**Excerpt from a dataset:**

◆ ◆ ◆ ◆

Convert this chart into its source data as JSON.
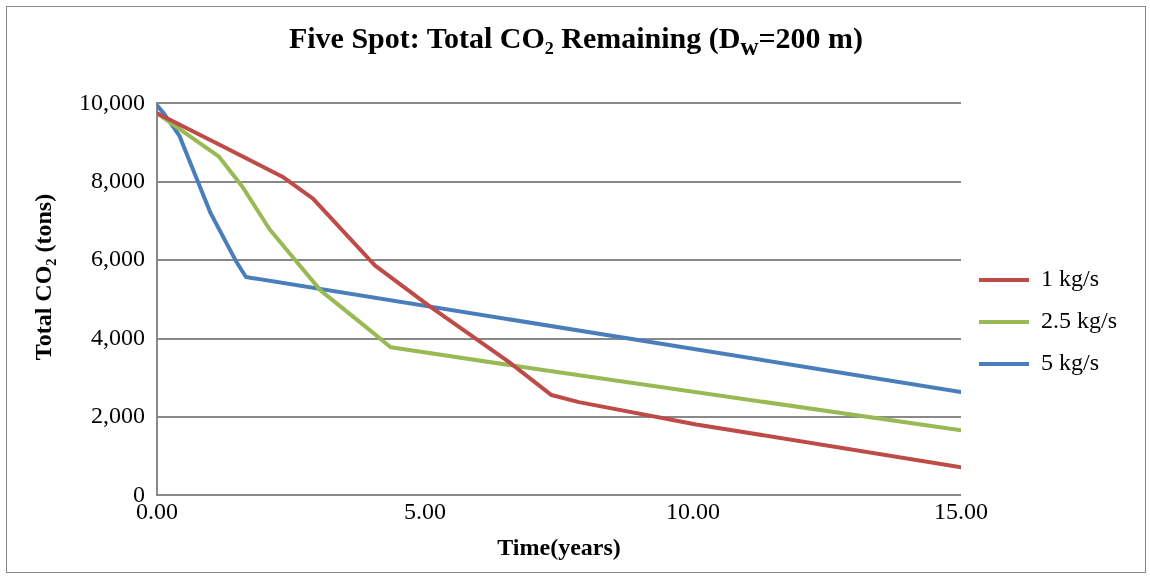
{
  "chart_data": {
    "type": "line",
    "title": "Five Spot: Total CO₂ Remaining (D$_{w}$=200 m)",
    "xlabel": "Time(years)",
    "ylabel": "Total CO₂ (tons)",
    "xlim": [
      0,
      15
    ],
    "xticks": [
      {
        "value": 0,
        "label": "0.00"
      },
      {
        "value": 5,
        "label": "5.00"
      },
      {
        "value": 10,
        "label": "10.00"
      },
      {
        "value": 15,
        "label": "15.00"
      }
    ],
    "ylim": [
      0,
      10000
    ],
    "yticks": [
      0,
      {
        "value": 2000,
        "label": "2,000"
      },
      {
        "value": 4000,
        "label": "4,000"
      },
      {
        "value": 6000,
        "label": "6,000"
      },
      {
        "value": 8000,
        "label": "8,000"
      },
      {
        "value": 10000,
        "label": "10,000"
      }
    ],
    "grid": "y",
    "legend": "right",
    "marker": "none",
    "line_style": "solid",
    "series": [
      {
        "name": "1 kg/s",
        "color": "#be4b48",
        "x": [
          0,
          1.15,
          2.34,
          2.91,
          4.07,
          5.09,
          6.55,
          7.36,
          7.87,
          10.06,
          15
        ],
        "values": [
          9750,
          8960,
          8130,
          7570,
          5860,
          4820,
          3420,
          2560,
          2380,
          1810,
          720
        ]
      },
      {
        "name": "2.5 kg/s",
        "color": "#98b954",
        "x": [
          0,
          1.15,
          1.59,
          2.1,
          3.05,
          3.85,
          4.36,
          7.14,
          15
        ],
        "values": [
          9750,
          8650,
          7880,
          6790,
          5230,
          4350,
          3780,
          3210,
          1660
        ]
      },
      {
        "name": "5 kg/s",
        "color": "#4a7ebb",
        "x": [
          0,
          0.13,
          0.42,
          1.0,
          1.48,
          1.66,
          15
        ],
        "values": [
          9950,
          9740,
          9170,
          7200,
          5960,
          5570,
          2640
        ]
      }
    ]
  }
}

◆ ◆ ◆ ◆

**The exercise:** Count every line bearing the word "color"; report the total only.

**Answer below:** 3